Transcribe the records below exactly, leaving out any pictures.

Data entries
# # # #

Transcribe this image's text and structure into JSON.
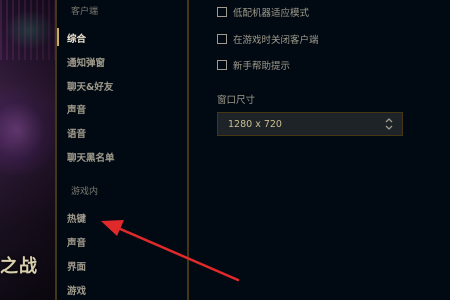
{
  "art": {
    "title": "之战"
  },
  "sidebar": {
    "client_section": "客户端",
    "client_items": [
      {
        "label": "综合"
      },
      {
        "label": "通知弹窗"
      },
      {
        "label": "聊天&好友"
      },
      {
        "label": "声音"
      },
      {
        "label": "语音"
      },
      {
        "label": "聊天黑名单"
      }
    ],
    "ingame_section": "游戏内",
    "ingame_items": [
      {
        "label": "热键"
      },
      {
        "label": "声音"
      },
      {
        "label": "界面"
      },
      {
        "label": "游戏"
      }
    ],
    "active_item": "综合"
  },
  "main": {
    "checkboxes": [
      {
        "label": "低配机器适应模式",
        "checked": false
      },
      {
        "label": "在游戏时关闭客户端",
        "checked": false
      },
      {
        "label": "新手帮助提示",
        "checked": false
      }
    ],
    "window_size_label": "窗口尺寸",
    "window_size_value": "1280 x 720"
  },
  "colors": {
    "gold": "#c8aa6e",
    "text": "#a09b8c",
    "active_text": "#f0e6d2",
    "annotation_arrow": "#e0292b"
  }
}
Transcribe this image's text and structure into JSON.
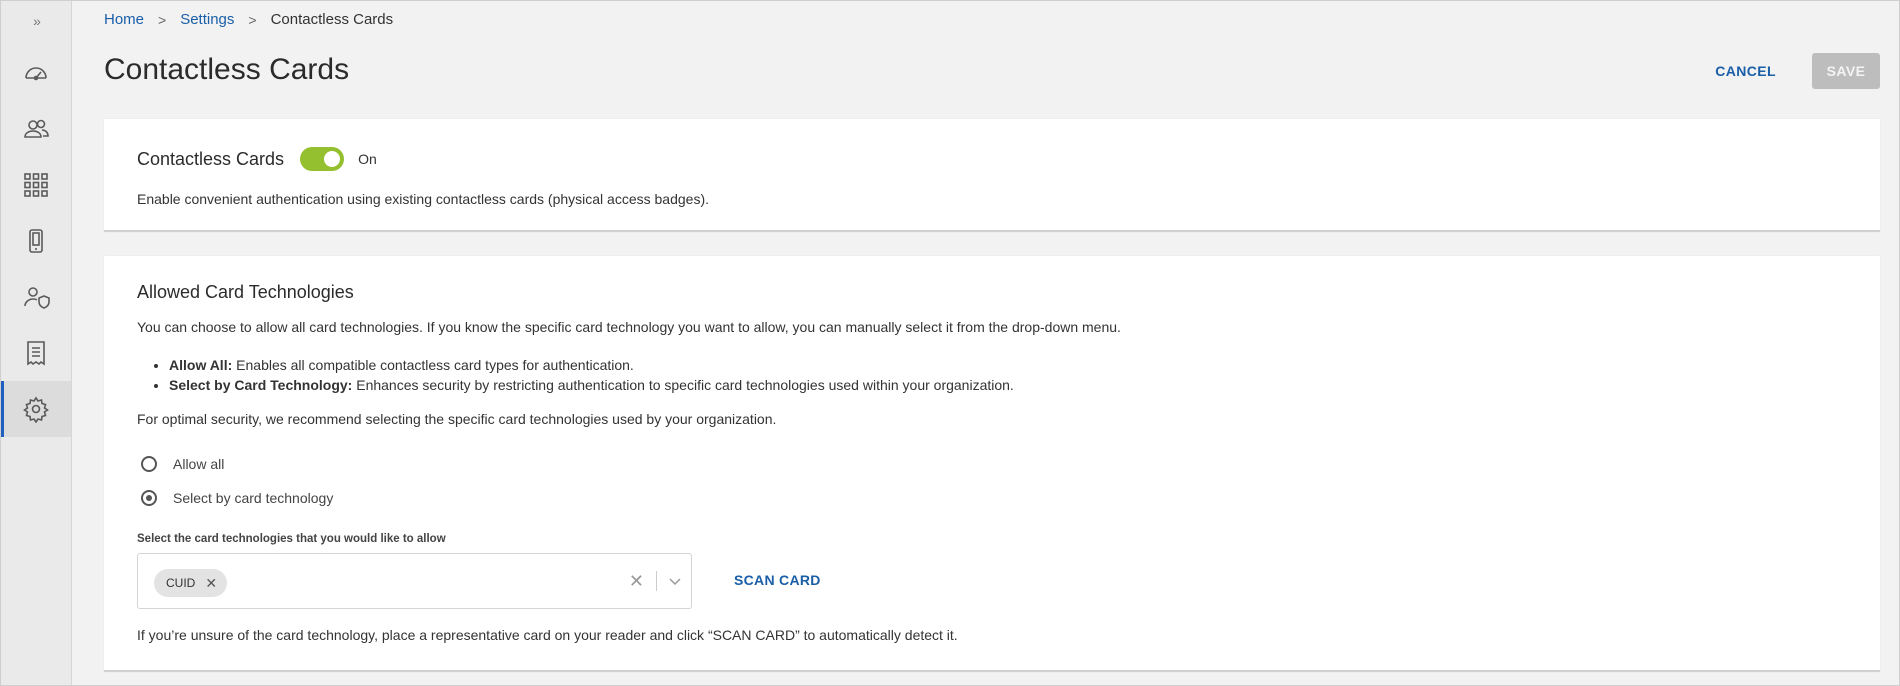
{
  "sidebar": {
    "expand_label": "»",
    "items": [
      {
        "name": "dashboard",
        "icon": "speedometer-icon",
        "active": false
      },
      {
        "name": "users",
        "icon": "users-icon",
        "active": false
      },
      {
        "name": "apps",
        "icon": "grid-icon",
        "active": false
      },
      {
        "name": "devices",
        "icon": "mobile-device-icon",
        "active": false
      },
      {
        "name": "admins",
        "icon": "user-shield-icon",
        "active": false
      },
      {
        "name": "reports",
        "icon": "report-icon",
        "active": false
      },
      {
        "name": "settings",
        "icon": "gear-icon",
        "active": true
      }
    ]
  },
  "breadcrumb": {
    "home": "Home",
    "settings": "Settings",
    "current": "Contactless Cards",
    "separator": ">"
  },
  "header": {
    "title": "Contactless Cards",
    "cancel_label": "CANCEL",
    "save_label": "SAVE"
  },
  "contactless": {
    "title": "Contactless Cards",
    "toggle_state": "On",
    "toggle_color": "#94bf2f",
    "description": "Enable convenient authentication using existing contactless cards (physical access badges)."
  },
  "technologies": {
    "title": "Allowed Card Technologies",
    "intro": "You can choose to allow all card technologies. If you know the specific card technology you want to allow, you can manually select it from the drop-down menu.",
    "bullets": [
      {
        "term": "Allow All:",
        "text": " Enables all compatible contactless card types for authentication."
      },
      {
        "term": "Select by Card Technology:",
        "text": " Enhances security by restricting authentication to specific card technologies used within your organization."
      }
    ],
    "recommendation": "For optimal security, we recommend selecting the specific card technologies used by your organization.",
    "options": [
      {
        "label": "Allow all",
        "checked": false
      },
      {
        "label": "Select by card technology",
        "checked": true
      }
    ],
    "select_label": "Select the card technologies that you would like to allow",
    "selected_chip": "CUID",
    "scan_label": "SCAN CARD",
    "hint": "If you’re unsure of the card technology, place a representative card on your reader and click “SCAN CARD” to automatically detect it."
  },
  "colors": {
    "link": "#1a5ea8",
    "accent": "#1f5fbf",
    "save_disabled": "#bdbdbd"
  }
}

# # # #

= In response =
Transcribe this image's text and structure into JSON.
{
  "art": {
    "title": "之战"
  },
  "sidebar": {
    "client_section": "客户端",
    "client_items": [
      {
        "label": "综合"
      },
      {
        "label": "通知弹窗"
      },
      {
        "label": "聊天&好友"
      },
      {
        "label": "声音"
      },
      {
        "label": "语音"
      },
      {
        "label": "聊天黑名单"
      }
    ],
    "ingame_section": "游戏内",
    "ingame_items": [
      {
        "label": "热键"
      },
      {
        "label": "声音"
      },
      {
        "label": "界面"
      },
      {
        "label": "游戏"
      }
    ],
    "active_item": "综合"
  },
  "main": {
    "checkboxes": [
      {
        "label": "低配机器适应模式",
        "checked": false
      },
      {
        "label": "在游戏时关闭客户端",
        "checked": false
      },
      {
        "label": "新手帮助提示",
        "checked": false
      }
    ],
    "window_size_label": "窗口尺寸",
    "window_size_value": "1280 x 720"
  },
  "colors": {
    "gold": "#c8aa6e",
    "text": "#a09b8c",
    "active_text": "#f0e6d2",
    "annotation_arrow": "#e0292b"
  }
}
Transcribe this image's text and structure into JSON.
{
  "sidebar": {
    "expand_label": "»",
    "items": [
      {
        "name": "dashboard",
        "icon": "speedometer-icon",
        "active": false
      },
      {
        "name": "users",
        "icon": "users-icon",
        "active": false
      },
      {
        "name": "apps",
        "icon": "grid-icon",
        "active": false
      },
      {
        "name": "devices",
        "icon": "mobile-device-icon",
        "active": false
      },
      {
        "name": "admins",
        "icon": "user-shield-icon",
        "active": false
      },
      {
        "name": "reports",
        "icon": "report-icon",
        "active": false
      },
      {
        "name": "settings",
        "icon": "gear-icon",
        "active": true
      }
    ]
  },
  "breadcrumb": {
    "home": "Home",
    "settings": "Settings",
    "current": "Contactless Cards",
    "separator": ">"
  },
  "header": {
    "title": "Contactless Cards",
    "cancel_label": "CANCEL",
    "save_label": "SAVE"
  },
  "contactless": {
    "title": "Contactless Cards",
    "toggle_state": "On",
    "toggle_color": "#94bf2f",
    "description": "Enable convenient authentication using existing contactless cards (physical access badges)."
  },
  "technologies": {
    "title": "Allowed Card Technologies",
    "intro": "You can choose to allow all card technologies. If you know the specific card technology you want to allow, you can manually select it from the drop-down menu.",
    "bullets": [
      {
        "term": "Allow All:",
        "text": " Enables all compatible contactless card types for authentication."
      },
      {
        "term": "Select by Card Technology:",
        "text": " Enhances security by restricting authentication to specific card technologies used within your organization."
      }
    ],
    "recommendation": "For optimal security, we recommend selecting the specific card technologies used by your organization.",
    "options": [
      {
        "label": "Allow all",
        "checked": false
      },
      {
        "label": "Select by card technology",
        "checked": true
      }
    ],
    "select_label": "Select the card technologies that you would like to allow",
    "selected_chip": "CUID",
    "scan_label": "SCAN CARD",
    "hint": "If you’re unsure of the card technology, place a representative card on your reader and click “SCAN CARD” to automatically detect it."
  },
  "colors": {
    "link": "#1a5ea8",
    "accent": "#1f5fbf",
    "save_disabled": "#bdbdbd"
  }
}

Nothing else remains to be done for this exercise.